→ GOAL:
Give back the records below exactly, every one, with no pictures.

→ THE RECORDS:
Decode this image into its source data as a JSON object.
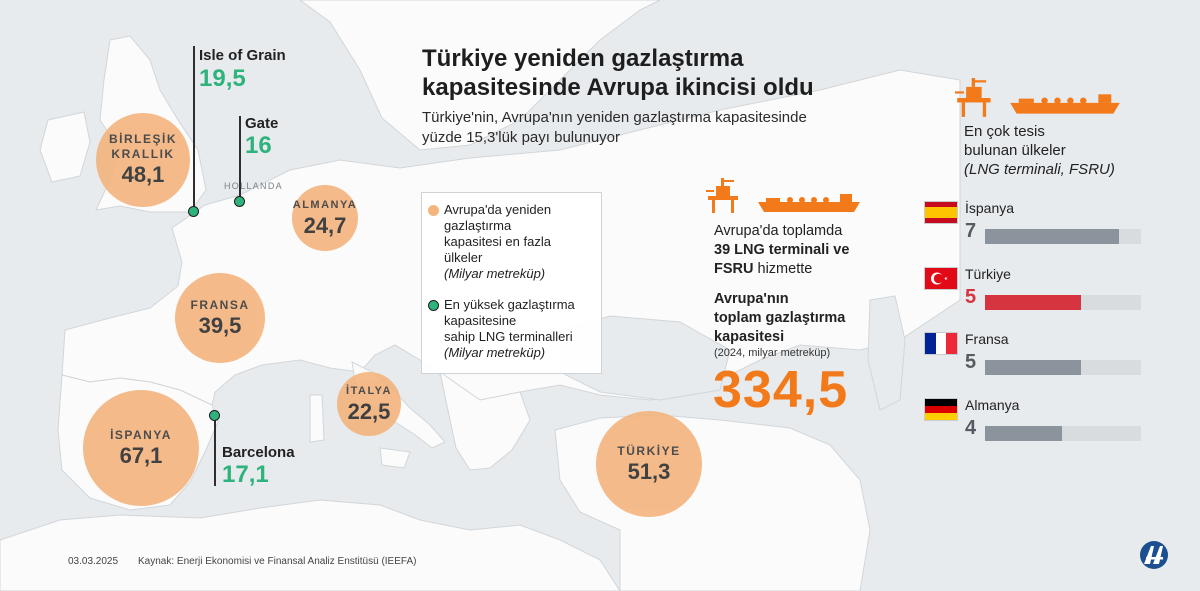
{
  "header": {
    "title_line1": "Türkiye yeniden gazlaştırma",
    "title_line2": "kapasitesinde Avrupa ikincisi oldu",
    "subtitle_line1": "Türkiye'nin, Avrupa'nın yeniden gazlaştırma kapasitesinde",
    "subtitle_line2": "yüzde 15,3'lük payı bulunuyor"
  },
  "map_labels": {
    "holland": "HOLLANDA"
  },
  "capacity_bubbles": [
    {
      "name1": "BİRLEŞİK",
      "name2": "KRALLIK",
      "value": "48,1"
    },
    {
      "name1": "ALMANYA",
      "name2": "",
      "value": "24,7"
    },
    {
      "name1": "FRANSA",
      "name2": "",
      "value": "39,5"
    },
    {
      "name1": "İSPANYA",
      "name2": "",
      "value": "67,1"
    },
    {
      "name1": "İTALYA",
      "name2": "",
      "value": "22,5"
    },
    {
      "name1": "TÜRKİYE",
      "name2": "",
      "value": "51,3"
    }
  ],
  "terminals": [
    {
      "name": "Isle of Grain",
      "value": "19,5"
    },
    {
      "name": "Gate",
      "value": "16"
    },
    {
      "name": "Barcelona",
      "value": "17,1"
    }
  ],
  "legend": {
    "item1_line1": "Avrupa'da yeniden",
    "item1_line2": "gazlaştırma",
    "item1_line3": "kapasitesi en fazla",
    "item1_line4": "ülkeler",
    "item1_unit": "(Milyar metreküp)",
    "item2_line1": "En yüksek gazlaştırma",
    "item2_line2": "kapasitesine",
    "item2_line3": "sahip LNG terminalleri",
    "item2_unit": "(Milyar metreküp)",
    "item1_color": "#f4b47e",
    "item2_color": "#2fb37c"
  },
  "europe_panel": {
    "line1": "Avrupa'da toplamda",
    "line2_bold": "39 LNG terminali ve",
    "line3_bold": "FSRU",
    "line3_rest": " hizmette",
    "cap_line1": "Avrupa'nın",
    "cap_line2": "toplam gazlaştırma",
    "cap_line3": "kapasitesi",
    "cap_unit": "(2024, milyar metreküp)",
    "total": "334,5"
  },
  "ranking": {
    "title_line1": "En çok tesis",
    "title_line2": "bulunan ülkeler",
    "title_line3": "(LNG terminali, FSRU)",
    "max": 7,
    "rows": [
      {
        "country": "İspanya",
        "value": 7,
        "label": "7",
        "flag": "spain-flag",
        "color": "#8b949c"
      },
      {
        "country": "Türkiye",
        "value": 5,
        "label": "5",
        "flag": "turkey-flag",
        "color": "#d6353f"
      },
      {
        "country": "Fransa",
        "value": 5,
        "label": "5",
        "flag": "france-flag",
        "color": "#8b949c"
      },
      {
        "country": "Almanya",
        "value": 4,
        "label": "4",
        "flag": "germany-flag",
        "color": "#8b949c"
      }
    ]
  },
  "footer": {
    "date": "03.03.2025",
    "source": "Kaynak: Enerji Ekonomisi ve Finansal Analiz Enstitüsü (IEEFA)"
  },
  "colors": {
    "accent_orange": "#f27a1b",
    "bubble": "#f4b47e",
    "terminal_green": "#2fb37c",
    "turkey_red": "#d6353f"
  }
}
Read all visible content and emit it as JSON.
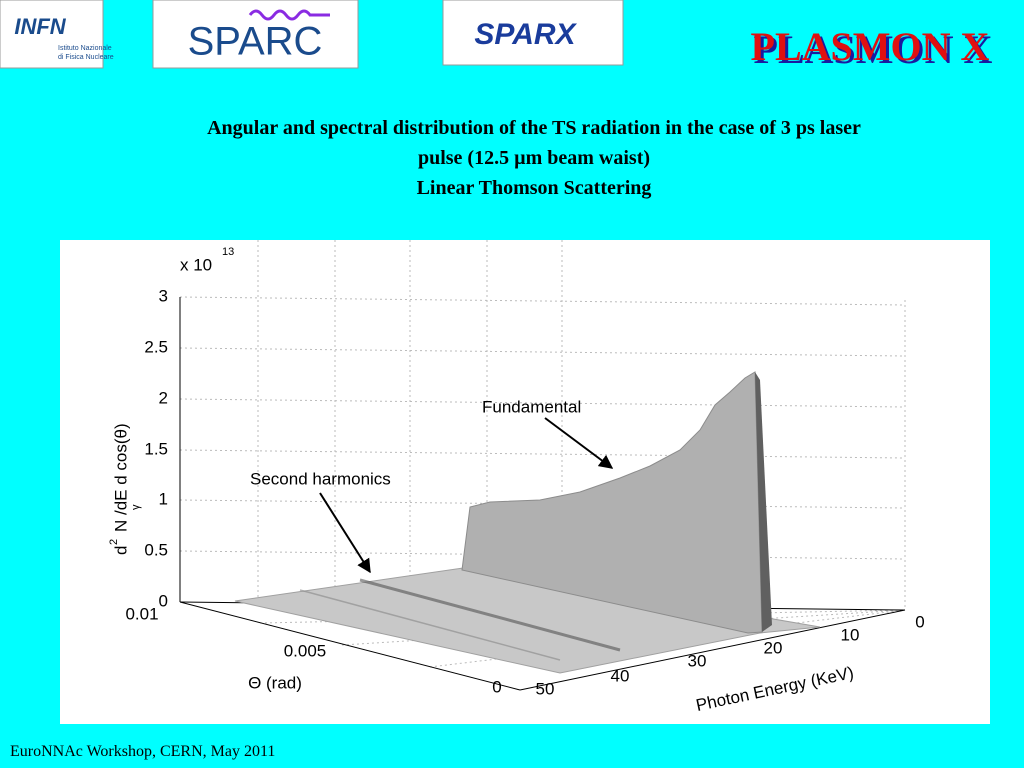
{
  "header": {
    "logos": {
      "infn": "INFN",
      "infn_caption_1": "Istituto Nazionale",
      "infn_caption_2": "di Fisica Nucleare",
      "sparc": "SPARC",
      "sparx": "SPARX",
      "plasmonx": "PLASMON X"
    },
    "title": [
      "Angular and spectral distribution of the TS radiation in the case of 3 ps laser",
      "pulse (12.5 µm beam waist)",
      "Linear Thomson Scattering"
    ]
  },
  "figure": {
    "exponent_base": "x 10",
    "exponent_power": "13",
    "z_label": {
      "d": "d",
      "sup": "2",
      "main": "N /dE d cos(θ)",
      "sub": "γ"
    },
    "z_ticks": [
      0,
      0.5,
      1,
      1.5,
      2,
      2.5,
      3
    ],
    "theta_ticks": [
      0.01,
      0.005,
      0
    ],
    "theta_label": "Θ (rad)",
    "energy_ticks": [
      50,
      40,
      30,
      20,
      10,
      0
    ],
    "energy_label": "Photon Energy (KeV)",
    "annotations": [
      "Fundamental",
      "Second harmonics"
    ]
  },
  "footer": "EuroNNAc Workshop, CERN, May 2011"
}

→ RESPONSE TO THE TASK:
Decode this image into its source data as a JSON object.
{
  "header": {
    "title_line1": "Türkiye yeniden gazlaştırma",
    "title_line2": "kapasitesinde Avrupa ikincisi oldu",
    "subtitle_line1": "Türkiye'nin, Avrupa'nın yeniden gazlaştırma kapasitesinde",
    "subtitle_line2": "yüzde 15,3'lük payı bulunuyor"
  },
  "map_labels": {
    "holland": "HOLLANDA"
  },
  "capacity_bubbles": [
    {
      "name1": "BİRLEŞİK",
      "name2": "KRALLIK",
      "value": "48,1"
    },
    {
      "name1": "ALMANYA",
      "name2": "",
      "value": "24,7"
    },
    {
      "name1": "FRANSA",
      "name2": "",
      "value": "39,5"
    },
    {
      "name1": "İSPANYA",
      "name2": "",
      "value": "67,1"
    },
    {
      "name1": "İTALYA",
      "name2": "",
      "value": "22,5"
    },
    {
      "name1": "TÜRKİYE",
      "name2": "",
      "value": "51,3"
    }
  ],
  "terminals": [
    {
      "name": "Isle of Grain",
      "value": "19,5"
    },
    {
      "name": "Gate",
      "value": "16"
    },
    {
      "name": "Barcelona",
      "value": "17,1"
    }
  ],
  "legend": {
    "item1_line1": "Avrupa'da yeniden",
    "item1_line2": "gazlaştırma",
    "item1_line3": "kapasitesi en fazla",
    "item1_line4": "ülkeler",
    "item1_unit": "(Milyar metreküp)",
    "item2_line1": "En yüksek gazlaştırma",
    "item2_line2": "kapasitesine",
    "item2_line3": "sahip LNG terminalleri",
    "item2_unit": "(Milyar metreküp)",
    "item1_color": "#f4b47e",
    "item2_color": "#2fb37c"
  },
  "europe_panel": {
    "line1": "Avrupa'da toplamda",
    "line2_bold": "39 LNG terminali ve",
    "line3_bold": "FSRU",
    "line3_rest": " hizmette",
    "cap_line1": "Avrupa'nın",
    "cap_line2": "toplam gazlaştırma",
    "cap_line3": "kapasitesi",
    "cap_unit": "(2024, milyar metreküp)",
    "total": "334,5"
  },
  "ranking": {
    "title_line1": "En çok tesis",
    "title_line2": "bulunan ülkeler",
    "title_line3": "(LNG terminali, FSRU)",
    "max": 7,
    "rows": [
      {
        "country": "İspanya",
        "value": 7,
        "label": "7",
        "flag": "spain-flag",
        "color": "#8b949c"
      },
      {
        "country": "Türkiye",
        "value": 5,
        "label": "5",
        "flag": "turkey-flag",
        "color": "#d6353f"
      },
      {
        "country": "Fransa",
        "value": 5,
        "label": "5",
        "flag": "france-flag",
        "color": "#8b949c"
      },
      {
        "country": "Almanya",
        "value": 4,
        "label": "4",
        "flag": "germany-flag",
        "color": "#8b949c"
      }
    ]
  },
  "footer": {
    "date": "03.03.2025",
    "source": "Kaynak: Enerji Ekonomisi ve Finansal Analiz Enstitüsü (IEEFA)"
  },
  "colors": {
    "accent_orange": "#f27a1b",
    "bubble": "#f4b47e",
    "terminal_green": "#2fb37c",
    "turkey_red": "#d6353f"
  }
}
Read all visible content and emit it as JSON.
{
  "header": {
    "logos": {
      "infn": "INFN",
      "infn_caption_1": "Istituto Nazionale",
      "infn_caption_2": "di Fisica Nucleare",
      "sparc": "SPARC",
      "sparx": "SPARX",
      "plasmonx": "PLASMON X"
    },
    "title": [
      "Angular and spectral distribution of the TS radiation in the case of 3 ps laser",
      "pulse (12.5 µm beam waist)",
      "Linear Thomson Scattering"
    ]
  },
  "figure": {
    "exponent_base": "x 10",
    "exponent_power": "13",
    "z_label": {
      "d": "d",
      "sup": "2",
      "main": "N /dE d cos(θ)",
      "sub": "γ"
    },
    "z_ticks": [
      0,
      0.5,
      1,
      1.5,
      2,
      2.5,
      3
    ],
    "theta_ticks": [
      0.01,
      0.005,
      0
    ],
    "theta_label": "Θ (rad)",
    "energy_ticks": [
      50,
      40,
      30,
      20,
      10,
      0
    ],
    "energy_label": "Photon Energy (KeV)",
    "annotations": [
      "Fundamental",
      "Second harmonics"
    ]
  },
  "footer": "EuroNNAc Workshop, CERN, May 2011"
}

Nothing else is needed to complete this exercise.